#### YOUR TASK
Search the material for the string "检测土壤", then return every line where it is found.

#### DATASET ENTRIES
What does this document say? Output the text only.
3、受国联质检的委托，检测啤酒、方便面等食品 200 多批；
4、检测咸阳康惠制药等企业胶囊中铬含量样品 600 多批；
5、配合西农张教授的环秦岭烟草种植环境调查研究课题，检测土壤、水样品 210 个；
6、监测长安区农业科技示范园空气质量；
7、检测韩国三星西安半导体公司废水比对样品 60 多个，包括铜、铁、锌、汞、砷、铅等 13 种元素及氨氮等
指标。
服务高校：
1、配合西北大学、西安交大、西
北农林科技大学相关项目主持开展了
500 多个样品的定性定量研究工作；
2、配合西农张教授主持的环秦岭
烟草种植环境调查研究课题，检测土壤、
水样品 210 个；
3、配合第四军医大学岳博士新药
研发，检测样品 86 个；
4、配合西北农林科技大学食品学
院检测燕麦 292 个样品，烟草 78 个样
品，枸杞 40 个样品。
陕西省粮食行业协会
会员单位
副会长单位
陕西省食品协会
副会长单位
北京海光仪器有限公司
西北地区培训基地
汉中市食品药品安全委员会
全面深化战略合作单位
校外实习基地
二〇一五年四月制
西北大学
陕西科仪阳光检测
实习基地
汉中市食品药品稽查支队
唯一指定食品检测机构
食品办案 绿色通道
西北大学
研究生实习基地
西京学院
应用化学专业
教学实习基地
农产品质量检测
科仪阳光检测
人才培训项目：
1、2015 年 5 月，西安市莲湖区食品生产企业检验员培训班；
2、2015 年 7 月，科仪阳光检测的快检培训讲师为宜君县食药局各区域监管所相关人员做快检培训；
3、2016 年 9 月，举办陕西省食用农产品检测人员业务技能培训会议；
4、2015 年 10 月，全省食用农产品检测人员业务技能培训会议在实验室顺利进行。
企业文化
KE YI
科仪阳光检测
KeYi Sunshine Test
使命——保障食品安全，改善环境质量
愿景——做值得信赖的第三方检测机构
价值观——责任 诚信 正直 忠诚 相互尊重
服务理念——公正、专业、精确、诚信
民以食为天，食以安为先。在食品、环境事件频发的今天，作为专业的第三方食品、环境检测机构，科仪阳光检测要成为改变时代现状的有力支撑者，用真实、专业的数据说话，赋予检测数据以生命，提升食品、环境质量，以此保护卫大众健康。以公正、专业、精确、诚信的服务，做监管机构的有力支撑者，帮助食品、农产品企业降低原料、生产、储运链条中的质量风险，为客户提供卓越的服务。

#### FINISHED ANSWER
5、配合西农张教授的环秦岭烟草种植环境调查研究课题，检测土壤、水样品 210 个；
烟草种植环境调查研究课题，检测土壤、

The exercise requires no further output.